_EXTRACT_.
LAWS(APH)-1987-2-11

MAJJARI PULLANNA Vs. SUB COLLECTOR NAODYAL

Decided On February 11, 1987
MAJJARI PULLANNA Appellant
V/S
SUB-COLLECTOR, NANDYAL Respondents

JUDGEMENT

(1.) The State Government has assigned cultivable lands to one Nagamma on the basis that she was a landless poor person. That assignment was subject to a condition of inalienability. Nagamma, however, disregarding the condition of the grant, sold those lands in the year 1943 to one Taveri Naik who was also a landless poor person. Taveri Naik in his turn sold those lands to the writ petitioner under a sale deed dt: 3rd of January, 1953. Thus the land, which was originally assigned to Nagamma and was forbidden from being alienated, had changed more than once.

(Data items)
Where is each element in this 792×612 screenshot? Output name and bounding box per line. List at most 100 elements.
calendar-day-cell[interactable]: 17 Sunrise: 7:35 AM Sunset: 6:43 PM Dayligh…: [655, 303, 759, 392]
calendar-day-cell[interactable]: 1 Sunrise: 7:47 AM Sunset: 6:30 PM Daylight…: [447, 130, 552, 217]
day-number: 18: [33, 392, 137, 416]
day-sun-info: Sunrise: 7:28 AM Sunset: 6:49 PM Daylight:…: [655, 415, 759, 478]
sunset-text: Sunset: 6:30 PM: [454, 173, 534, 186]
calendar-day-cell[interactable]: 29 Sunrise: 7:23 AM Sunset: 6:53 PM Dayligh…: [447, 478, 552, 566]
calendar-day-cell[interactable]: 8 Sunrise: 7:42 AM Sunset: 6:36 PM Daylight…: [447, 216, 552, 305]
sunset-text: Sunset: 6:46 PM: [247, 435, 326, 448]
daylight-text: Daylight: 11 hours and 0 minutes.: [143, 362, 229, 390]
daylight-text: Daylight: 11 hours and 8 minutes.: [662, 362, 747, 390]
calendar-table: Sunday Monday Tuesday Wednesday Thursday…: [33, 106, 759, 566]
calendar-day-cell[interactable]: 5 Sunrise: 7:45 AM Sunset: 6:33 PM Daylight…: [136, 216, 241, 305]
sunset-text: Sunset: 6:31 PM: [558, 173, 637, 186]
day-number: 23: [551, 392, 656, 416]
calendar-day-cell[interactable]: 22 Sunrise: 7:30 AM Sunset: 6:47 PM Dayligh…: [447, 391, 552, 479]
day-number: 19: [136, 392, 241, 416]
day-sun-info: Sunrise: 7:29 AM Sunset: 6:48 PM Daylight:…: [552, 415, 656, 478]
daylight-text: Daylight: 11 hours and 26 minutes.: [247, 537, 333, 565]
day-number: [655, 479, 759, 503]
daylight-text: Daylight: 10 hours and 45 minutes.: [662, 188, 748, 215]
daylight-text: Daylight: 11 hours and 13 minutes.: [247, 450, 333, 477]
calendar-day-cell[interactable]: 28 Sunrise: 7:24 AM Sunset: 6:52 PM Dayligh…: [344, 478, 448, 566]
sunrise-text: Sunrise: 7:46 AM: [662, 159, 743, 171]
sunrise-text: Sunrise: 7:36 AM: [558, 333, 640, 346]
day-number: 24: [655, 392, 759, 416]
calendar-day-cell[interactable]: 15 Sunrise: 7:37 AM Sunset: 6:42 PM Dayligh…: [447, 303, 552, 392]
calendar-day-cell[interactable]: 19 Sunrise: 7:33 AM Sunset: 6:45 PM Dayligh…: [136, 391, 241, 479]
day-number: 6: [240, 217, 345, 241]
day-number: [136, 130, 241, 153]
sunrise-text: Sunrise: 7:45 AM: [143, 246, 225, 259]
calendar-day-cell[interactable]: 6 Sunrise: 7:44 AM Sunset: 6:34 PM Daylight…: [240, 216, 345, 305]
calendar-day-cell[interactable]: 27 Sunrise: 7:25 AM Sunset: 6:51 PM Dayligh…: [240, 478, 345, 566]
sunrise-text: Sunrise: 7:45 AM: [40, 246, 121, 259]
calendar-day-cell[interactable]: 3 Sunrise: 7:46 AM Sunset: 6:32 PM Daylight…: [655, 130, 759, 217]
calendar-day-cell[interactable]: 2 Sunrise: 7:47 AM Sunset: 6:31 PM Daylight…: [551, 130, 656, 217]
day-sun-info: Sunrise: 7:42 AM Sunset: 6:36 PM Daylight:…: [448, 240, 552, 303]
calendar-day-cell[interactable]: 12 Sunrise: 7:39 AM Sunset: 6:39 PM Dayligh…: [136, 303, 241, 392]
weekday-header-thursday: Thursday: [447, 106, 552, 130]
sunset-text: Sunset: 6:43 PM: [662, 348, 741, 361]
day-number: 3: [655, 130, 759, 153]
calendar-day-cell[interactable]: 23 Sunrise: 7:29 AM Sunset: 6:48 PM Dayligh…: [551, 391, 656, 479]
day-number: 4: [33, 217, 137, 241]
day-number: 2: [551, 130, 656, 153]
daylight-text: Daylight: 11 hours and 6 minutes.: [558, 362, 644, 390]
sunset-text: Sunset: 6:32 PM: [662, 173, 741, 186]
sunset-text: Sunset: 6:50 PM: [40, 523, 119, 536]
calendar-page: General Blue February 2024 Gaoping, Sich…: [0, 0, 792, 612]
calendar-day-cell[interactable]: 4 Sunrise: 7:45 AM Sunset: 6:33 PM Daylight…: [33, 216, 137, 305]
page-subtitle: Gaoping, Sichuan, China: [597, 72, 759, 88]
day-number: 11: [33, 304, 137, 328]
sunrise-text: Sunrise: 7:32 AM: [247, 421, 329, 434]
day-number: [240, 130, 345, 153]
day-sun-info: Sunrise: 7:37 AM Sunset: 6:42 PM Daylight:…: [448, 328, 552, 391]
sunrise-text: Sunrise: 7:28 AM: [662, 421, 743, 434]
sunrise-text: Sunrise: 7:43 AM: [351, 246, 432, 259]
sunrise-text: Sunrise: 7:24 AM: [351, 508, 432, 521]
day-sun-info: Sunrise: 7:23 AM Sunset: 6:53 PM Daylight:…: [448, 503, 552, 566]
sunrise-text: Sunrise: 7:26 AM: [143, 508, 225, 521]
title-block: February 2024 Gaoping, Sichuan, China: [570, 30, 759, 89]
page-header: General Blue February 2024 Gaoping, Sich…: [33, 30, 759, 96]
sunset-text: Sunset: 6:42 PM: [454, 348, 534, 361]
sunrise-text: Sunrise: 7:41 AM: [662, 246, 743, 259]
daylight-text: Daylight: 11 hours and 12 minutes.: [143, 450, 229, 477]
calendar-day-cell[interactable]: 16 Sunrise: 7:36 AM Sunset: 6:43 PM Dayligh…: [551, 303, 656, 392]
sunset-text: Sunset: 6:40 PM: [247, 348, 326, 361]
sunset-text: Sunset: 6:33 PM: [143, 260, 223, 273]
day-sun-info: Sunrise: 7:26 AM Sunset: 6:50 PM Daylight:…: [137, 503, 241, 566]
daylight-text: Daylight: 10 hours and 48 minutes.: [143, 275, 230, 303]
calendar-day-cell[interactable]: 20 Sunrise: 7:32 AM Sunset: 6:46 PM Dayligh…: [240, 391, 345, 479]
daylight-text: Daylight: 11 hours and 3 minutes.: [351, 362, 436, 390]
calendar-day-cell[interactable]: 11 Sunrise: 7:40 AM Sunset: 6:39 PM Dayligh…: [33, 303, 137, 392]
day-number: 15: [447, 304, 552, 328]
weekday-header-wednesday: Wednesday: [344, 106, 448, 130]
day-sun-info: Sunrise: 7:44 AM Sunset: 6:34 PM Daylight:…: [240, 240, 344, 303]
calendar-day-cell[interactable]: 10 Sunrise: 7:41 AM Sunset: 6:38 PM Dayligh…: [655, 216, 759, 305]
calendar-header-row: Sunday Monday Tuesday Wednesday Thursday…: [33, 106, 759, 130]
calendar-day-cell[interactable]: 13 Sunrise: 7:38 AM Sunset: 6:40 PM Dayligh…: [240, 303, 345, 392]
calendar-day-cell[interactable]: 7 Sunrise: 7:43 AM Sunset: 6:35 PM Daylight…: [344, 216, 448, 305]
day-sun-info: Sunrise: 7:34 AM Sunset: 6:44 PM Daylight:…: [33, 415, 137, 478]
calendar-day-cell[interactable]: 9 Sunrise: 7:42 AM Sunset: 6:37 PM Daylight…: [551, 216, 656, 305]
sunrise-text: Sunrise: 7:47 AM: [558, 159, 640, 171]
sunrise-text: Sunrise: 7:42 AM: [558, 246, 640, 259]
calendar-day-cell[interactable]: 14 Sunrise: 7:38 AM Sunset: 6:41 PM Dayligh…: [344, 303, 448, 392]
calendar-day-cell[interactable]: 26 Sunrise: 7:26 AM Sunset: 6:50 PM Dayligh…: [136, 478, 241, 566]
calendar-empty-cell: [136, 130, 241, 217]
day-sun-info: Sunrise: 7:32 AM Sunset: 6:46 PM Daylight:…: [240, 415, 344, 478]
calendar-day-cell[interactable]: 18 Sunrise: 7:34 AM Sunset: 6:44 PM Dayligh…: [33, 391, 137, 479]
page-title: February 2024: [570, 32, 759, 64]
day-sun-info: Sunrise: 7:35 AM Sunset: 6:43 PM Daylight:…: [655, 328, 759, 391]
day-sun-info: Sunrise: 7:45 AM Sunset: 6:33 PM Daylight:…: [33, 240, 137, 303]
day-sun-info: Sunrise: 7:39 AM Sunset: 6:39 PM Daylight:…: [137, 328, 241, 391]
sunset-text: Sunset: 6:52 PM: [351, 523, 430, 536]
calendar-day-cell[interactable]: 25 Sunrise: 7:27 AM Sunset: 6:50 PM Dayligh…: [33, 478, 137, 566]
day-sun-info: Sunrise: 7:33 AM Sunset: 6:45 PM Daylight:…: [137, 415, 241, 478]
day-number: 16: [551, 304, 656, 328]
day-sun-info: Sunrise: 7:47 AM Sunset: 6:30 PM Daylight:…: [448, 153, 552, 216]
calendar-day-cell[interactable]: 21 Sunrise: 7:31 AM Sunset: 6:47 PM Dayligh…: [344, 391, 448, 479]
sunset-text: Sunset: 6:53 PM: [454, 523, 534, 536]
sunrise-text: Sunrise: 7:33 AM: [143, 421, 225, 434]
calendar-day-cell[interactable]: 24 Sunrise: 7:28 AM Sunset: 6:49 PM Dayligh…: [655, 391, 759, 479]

_TASKS AND EXERCISES_.
a. From the judgment above, copy the passage that starts with the words containing "Decided On February" and ends with "more than once.".
b. In the judgment above, in what year did Nagamma sell the assigned lands to Taveri Naik?

_ANSWERS PROVIDED_.
a.
Decided On February 11, 1987
MAJJARI PULLANNA Appellant
V/S
SUB-COLLECTOR, NANDYAL Respondents

JUDGEMENT

(1.) The State Government has assigned cultivable lands to one Nagamma on the basis that she was a landless poor person. That assignment was subject to a condition of inalienability. Nagamma, however, disregarding the condition of the grant, sold those lands in the year 1943 to one Taveri Naik who was also a landless poor person. Taveri Naik in his turn sold those lands to the writ petitioner under a sale deed dt: 3rd of January, 1953. Thus the land, which was originally assigned to Nagamma and was forbidden from being alienated, had changed more than once.

b. 1943